▶ [TASK GOAL]: Report how many lines below contain the word "ffffff". Give only the number.

▶ [DATA SECTION]:
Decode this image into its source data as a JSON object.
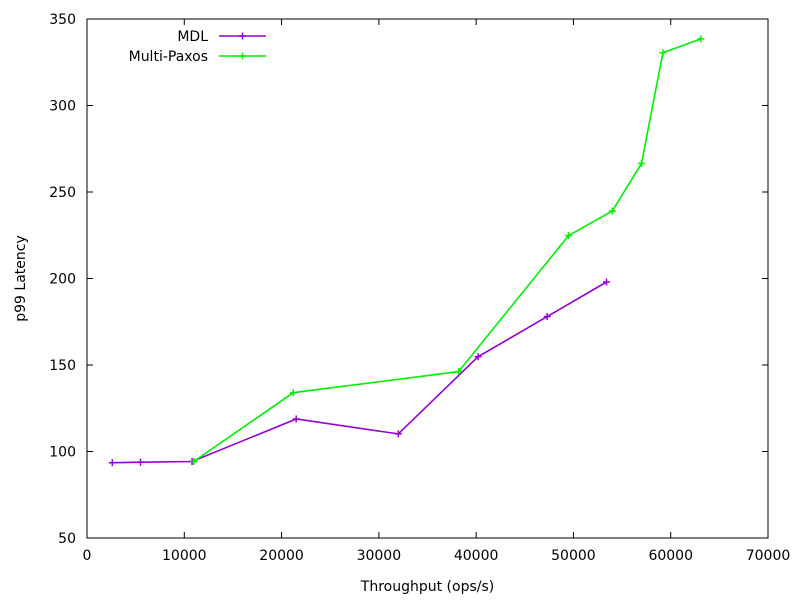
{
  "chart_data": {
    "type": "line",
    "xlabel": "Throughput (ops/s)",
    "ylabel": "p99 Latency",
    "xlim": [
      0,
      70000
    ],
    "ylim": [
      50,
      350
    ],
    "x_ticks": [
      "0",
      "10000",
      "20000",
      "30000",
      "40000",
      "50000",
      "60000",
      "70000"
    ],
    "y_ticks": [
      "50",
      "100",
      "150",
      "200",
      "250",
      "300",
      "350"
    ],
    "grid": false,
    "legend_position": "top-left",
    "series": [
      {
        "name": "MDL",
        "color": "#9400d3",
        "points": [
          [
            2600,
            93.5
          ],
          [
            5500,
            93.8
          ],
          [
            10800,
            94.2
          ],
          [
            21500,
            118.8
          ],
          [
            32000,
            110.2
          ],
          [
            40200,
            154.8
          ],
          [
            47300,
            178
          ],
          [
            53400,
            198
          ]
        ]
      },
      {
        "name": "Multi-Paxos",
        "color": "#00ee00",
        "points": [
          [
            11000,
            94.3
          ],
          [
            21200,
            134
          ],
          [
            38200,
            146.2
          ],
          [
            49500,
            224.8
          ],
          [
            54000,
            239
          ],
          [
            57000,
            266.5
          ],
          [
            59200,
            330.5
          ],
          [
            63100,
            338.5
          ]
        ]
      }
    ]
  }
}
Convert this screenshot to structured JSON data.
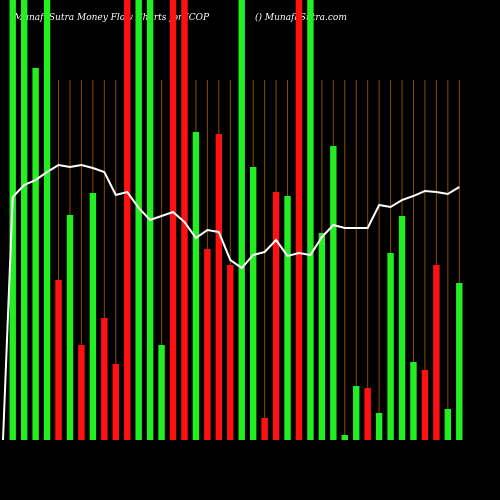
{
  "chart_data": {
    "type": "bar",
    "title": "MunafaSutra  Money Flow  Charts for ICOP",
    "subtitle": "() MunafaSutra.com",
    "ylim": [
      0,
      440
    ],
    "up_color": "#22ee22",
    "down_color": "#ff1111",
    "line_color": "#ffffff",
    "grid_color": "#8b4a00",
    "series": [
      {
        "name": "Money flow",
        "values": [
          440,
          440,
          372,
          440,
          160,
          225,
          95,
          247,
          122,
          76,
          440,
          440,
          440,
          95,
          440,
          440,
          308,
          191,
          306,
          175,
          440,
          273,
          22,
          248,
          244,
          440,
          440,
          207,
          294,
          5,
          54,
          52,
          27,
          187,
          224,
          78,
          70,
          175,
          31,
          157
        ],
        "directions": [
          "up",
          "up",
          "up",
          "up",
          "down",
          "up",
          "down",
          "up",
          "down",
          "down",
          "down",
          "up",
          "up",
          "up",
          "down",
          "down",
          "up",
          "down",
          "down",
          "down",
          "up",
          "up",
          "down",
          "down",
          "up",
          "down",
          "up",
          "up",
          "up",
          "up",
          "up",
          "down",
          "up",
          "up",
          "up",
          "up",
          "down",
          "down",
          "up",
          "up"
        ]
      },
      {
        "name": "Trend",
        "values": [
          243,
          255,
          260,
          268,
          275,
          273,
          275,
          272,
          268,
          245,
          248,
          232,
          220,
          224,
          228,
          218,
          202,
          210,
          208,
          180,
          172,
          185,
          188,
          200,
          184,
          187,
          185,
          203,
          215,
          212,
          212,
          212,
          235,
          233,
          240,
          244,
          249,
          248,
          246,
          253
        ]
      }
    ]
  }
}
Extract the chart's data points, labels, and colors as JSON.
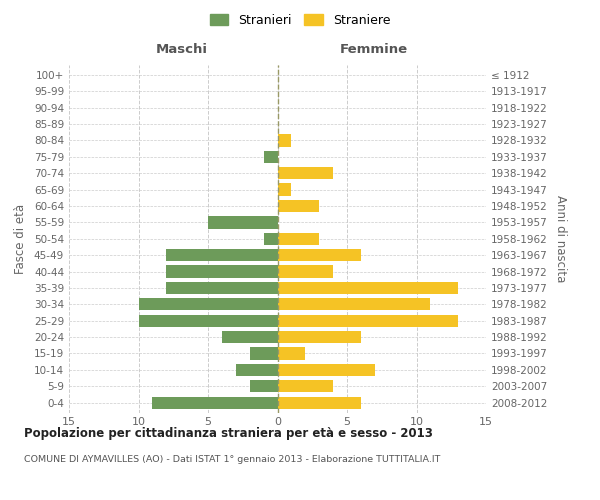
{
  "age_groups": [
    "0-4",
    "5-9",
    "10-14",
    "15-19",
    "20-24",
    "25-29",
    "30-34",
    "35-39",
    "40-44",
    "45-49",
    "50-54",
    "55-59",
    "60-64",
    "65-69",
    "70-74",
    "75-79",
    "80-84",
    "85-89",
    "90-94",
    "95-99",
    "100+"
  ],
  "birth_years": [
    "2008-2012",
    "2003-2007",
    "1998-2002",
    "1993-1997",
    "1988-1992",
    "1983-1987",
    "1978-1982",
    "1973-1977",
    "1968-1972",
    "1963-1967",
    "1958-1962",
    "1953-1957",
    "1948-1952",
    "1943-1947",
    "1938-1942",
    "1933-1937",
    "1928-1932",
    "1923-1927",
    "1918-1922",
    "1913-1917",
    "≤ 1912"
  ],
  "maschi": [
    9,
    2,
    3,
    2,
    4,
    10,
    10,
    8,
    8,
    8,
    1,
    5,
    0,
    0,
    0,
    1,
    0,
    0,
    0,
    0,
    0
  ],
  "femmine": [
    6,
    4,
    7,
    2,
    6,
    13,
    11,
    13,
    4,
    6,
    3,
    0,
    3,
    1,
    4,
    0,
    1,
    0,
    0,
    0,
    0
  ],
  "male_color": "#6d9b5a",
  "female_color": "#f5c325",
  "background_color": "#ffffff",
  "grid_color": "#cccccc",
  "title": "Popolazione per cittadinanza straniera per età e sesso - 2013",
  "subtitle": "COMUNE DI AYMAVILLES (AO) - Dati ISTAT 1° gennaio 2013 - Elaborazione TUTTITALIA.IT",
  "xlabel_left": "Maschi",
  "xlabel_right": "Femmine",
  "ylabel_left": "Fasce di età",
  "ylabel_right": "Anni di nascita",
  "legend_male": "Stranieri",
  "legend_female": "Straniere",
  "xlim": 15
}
==
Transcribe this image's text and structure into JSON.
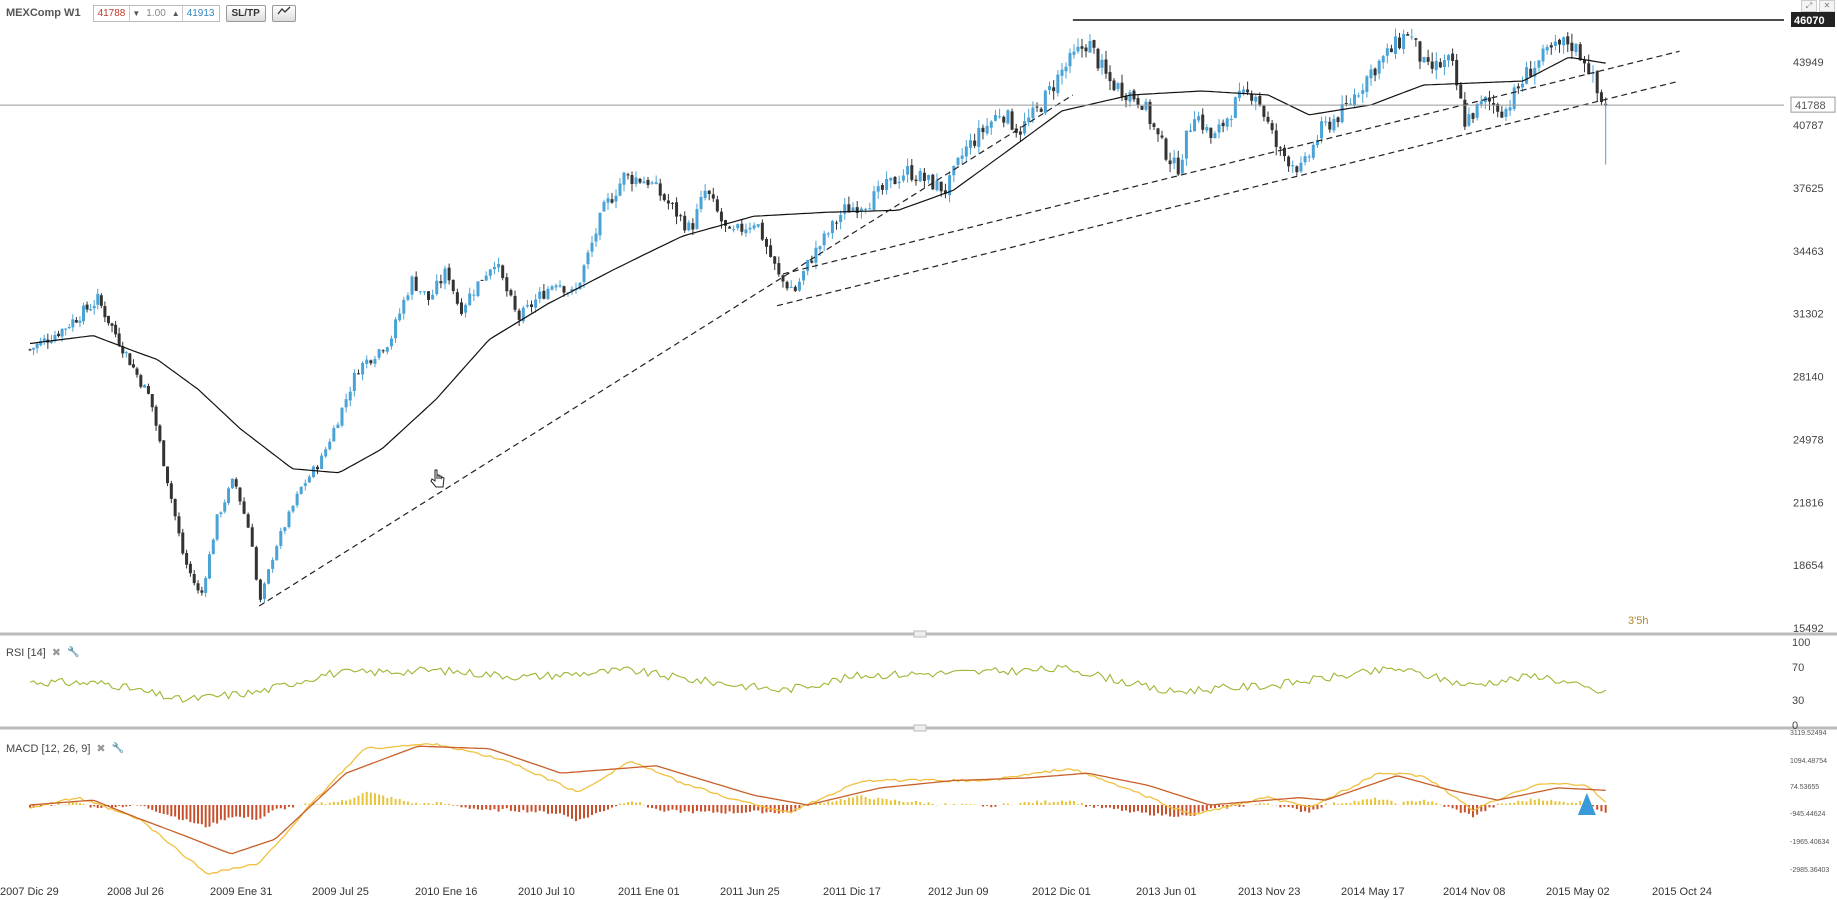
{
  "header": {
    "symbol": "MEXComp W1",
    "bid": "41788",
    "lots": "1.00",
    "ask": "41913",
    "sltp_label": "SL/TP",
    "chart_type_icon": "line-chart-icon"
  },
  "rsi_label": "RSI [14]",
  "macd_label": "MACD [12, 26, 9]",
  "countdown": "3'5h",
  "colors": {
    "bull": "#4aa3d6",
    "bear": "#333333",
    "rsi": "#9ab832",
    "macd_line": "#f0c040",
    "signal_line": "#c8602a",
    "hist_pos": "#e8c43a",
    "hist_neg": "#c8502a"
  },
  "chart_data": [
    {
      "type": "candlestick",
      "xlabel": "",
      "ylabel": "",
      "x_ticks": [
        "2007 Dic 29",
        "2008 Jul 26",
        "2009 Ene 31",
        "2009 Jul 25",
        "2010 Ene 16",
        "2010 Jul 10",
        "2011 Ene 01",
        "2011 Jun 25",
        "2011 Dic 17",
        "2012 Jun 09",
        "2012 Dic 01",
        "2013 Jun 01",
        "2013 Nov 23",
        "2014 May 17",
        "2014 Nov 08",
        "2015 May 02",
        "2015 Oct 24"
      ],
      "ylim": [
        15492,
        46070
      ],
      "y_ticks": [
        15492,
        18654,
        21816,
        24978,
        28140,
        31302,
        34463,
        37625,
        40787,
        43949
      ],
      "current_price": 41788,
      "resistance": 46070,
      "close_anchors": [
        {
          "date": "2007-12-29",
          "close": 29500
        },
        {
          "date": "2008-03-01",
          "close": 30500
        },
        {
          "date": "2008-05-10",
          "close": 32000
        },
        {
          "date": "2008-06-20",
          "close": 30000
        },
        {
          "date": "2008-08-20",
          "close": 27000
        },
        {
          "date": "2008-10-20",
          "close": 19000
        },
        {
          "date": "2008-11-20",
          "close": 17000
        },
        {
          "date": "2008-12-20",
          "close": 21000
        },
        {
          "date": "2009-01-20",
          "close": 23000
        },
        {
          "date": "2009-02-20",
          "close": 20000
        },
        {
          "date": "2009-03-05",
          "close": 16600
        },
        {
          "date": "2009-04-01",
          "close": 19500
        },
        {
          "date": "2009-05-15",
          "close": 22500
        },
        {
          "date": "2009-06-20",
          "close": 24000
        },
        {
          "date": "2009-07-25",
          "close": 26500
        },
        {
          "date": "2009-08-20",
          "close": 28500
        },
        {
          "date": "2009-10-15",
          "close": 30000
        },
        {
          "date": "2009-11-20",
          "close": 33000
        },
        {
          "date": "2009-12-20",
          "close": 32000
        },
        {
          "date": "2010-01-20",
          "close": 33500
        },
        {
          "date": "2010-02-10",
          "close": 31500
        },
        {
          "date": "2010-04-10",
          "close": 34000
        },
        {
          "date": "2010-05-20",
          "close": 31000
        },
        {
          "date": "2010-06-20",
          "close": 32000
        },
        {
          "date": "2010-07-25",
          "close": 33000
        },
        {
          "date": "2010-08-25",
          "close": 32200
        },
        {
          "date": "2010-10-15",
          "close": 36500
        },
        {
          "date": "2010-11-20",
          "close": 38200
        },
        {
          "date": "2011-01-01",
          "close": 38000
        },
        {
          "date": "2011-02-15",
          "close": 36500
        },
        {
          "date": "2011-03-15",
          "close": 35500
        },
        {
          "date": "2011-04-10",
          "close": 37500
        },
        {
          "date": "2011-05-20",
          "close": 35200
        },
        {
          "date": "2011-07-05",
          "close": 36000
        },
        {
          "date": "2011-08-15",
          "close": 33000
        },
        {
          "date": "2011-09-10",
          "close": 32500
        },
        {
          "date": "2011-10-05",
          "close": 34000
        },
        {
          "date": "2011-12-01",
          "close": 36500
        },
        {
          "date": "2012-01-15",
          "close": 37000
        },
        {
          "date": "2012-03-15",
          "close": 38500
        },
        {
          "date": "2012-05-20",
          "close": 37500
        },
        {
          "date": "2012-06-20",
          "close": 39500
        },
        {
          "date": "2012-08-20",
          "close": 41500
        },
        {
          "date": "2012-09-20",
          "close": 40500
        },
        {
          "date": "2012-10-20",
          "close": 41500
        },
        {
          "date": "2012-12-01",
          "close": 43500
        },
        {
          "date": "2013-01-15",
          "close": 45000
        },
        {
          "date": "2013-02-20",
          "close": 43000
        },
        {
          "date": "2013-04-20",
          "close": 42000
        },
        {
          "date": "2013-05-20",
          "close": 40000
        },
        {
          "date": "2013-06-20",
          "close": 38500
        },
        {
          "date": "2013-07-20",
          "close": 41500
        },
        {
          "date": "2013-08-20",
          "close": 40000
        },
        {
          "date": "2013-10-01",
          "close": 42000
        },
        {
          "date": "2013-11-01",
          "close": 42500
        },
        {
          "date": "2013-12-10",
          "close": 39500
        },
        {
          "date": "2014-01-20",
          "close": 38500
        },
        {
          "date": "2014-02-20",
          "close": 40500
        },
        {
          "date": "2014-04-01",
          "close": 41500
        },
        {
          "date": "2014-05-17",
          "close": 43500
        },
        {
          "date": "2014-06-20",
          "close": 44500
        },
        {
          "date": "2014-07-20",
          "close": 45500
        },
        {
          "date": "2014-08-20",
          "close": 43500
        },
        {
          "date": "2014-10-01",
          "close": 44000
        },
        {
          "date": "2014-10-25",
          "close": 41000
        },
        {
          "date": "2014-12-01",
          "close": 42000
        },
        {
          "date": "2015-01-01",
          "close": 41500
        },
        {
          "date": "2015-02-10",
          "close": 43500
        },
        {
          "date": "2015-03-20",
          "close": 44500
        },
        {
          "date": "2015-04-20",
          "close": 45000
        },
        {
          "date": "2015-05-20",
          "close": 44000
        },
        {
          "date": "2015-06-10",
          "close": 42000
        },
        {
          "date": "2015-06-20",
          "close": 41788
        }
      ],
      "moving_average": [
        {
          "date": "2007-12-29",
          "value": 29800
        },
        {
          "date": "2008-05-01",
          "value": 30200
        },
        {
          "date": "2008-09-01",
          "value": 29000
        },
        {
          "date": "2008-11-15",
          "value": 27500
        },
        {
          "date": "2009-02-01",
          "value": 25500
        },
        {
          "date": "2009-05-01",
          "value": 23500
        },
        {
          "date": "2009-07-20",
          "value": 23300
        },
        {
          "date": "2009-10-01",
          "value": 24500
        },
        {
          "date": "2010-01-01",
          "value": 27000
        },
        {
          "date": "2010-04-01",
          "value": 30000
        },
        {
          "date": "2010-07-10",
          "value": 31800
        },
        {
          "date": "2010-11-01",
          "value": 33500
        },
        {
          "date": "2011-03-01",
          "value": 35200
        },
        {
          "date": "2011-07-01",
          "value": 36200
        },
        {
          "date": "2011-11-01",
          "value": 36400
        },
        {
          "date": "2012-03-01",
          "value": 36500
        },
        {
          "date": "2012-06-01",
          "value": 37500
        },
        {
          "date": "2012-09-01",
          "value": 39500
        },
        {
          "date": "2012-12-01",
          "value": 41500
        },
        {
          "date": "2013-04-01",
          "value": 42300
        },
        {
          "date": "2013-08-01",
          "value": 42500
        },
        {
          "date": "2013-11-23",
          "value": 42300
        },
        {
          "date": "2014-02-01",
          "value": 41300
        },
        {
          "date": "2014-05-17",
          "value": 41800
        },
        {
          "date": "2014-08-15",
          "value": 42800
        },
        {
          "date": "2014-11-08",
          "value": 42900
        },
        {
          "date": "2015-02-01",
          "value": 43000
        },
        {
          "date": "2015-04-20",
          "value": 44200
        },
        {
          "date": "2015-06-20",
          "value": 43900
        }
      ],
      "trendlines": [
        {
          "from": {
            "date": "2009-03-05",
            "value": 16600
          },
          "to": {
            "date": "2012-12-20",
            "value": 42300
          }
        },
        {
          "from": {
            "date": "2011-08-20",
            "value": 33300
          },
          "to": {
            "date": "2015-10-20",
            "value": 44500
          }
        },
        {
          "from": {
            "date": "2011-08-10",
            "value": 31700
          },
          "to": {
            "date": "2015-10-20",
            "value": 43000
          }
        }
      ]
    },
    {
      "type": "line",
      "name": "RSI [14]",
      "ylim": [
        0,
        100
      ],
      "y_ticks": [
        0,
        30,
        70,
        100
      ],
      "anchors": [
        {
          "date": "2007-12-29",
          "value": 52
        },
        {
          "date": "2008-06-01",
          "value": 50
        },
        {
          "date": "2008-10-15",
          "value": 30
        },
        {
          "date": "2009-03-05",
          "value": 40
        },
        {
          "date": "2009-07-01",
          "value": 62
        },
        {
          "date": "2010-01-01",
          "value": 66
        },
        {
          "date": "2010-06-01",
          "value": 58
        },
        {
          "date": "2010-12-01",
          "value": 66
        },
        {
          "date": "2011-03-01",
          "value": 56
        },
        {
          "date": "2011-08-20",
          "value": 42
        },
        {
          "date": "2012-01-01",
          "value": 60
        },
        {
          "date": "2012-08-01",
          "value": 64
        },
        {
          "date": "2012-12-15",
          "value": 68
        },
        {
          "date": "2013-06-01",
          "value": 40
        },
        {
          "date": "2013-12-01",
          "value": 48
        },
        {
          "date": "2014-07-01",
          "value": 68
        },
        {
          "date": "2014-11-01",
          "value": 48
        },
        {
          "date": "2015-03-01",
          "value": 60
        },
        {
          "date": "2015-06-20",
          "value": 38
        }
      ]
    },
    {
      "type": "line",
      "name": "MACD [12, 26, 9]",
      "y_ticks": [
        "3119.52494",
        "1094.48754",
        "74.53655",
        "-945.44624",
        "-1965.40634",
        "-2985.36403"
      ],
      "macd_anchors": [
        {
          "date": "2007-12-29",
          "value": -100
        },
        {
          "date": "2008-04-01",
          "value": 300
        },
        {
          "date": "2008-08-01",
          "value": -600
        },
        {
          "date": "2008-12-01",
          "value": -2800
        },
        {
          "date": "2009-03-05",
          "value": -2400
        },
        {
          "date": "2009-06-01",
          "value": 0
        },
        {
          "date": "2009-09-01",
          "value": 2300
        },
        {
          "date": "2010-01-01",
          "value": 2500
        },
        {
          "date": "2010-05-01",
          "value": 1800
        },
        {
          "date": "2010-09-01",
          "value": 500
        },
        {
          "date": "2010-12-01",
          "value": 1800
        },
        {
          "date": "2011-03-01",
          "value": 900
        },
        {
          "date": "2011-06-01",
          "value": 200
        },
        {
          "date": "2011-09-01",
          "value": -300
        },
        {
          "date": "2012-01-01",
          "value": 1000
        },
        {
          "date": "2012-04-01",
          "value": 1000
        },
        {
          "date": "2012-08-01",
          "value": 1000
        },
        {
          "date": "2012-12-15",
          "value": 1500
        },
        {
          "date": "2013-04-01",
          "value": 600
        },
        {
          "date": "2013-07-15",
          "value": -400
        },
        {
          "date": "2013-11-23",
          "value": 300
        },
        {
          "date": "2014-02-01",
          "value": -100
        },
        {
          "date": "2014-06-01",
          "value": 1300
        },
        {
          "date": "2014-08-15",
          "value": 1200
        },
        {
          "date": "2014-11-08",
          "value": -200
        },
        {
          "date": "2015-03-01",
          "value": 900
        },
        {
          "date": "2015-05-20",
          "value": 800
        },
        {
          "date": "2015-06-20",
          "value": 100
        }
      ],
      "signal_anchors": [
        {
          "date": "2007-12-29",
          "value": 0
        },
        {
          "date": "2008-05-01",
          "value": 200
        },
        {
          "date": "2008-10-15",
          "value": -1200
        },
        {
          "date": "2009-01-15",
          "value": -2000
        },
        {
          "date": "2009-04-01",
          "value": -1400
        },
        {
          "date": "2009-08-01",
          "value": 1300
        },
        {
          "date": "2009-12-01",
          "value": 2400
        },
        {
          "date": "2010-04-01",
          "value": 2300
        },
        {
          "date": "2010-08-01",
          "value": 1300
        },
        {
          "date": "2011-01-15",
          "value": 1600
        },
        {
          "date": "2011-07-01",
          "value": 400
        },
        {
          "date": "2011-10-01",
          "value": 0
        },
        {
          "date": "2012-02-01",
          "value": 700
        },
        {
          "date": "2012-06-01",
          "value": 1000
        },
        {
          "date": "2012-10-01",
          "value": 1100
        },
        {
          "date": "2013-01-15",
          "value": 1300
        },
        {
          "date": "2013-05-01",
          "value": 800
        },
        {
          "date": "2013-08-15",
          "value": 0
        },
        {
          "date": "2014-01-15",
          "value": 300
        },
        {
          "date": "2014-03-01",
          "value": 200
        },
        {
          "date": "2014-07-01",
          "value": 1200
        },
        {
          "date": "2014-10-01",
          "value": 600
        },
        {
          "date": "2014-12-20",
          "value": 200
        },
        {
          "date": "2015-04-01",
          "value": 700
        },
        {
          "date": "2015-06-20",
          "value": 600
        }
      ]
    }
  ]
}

▶ [TASK SOLUTION]: 2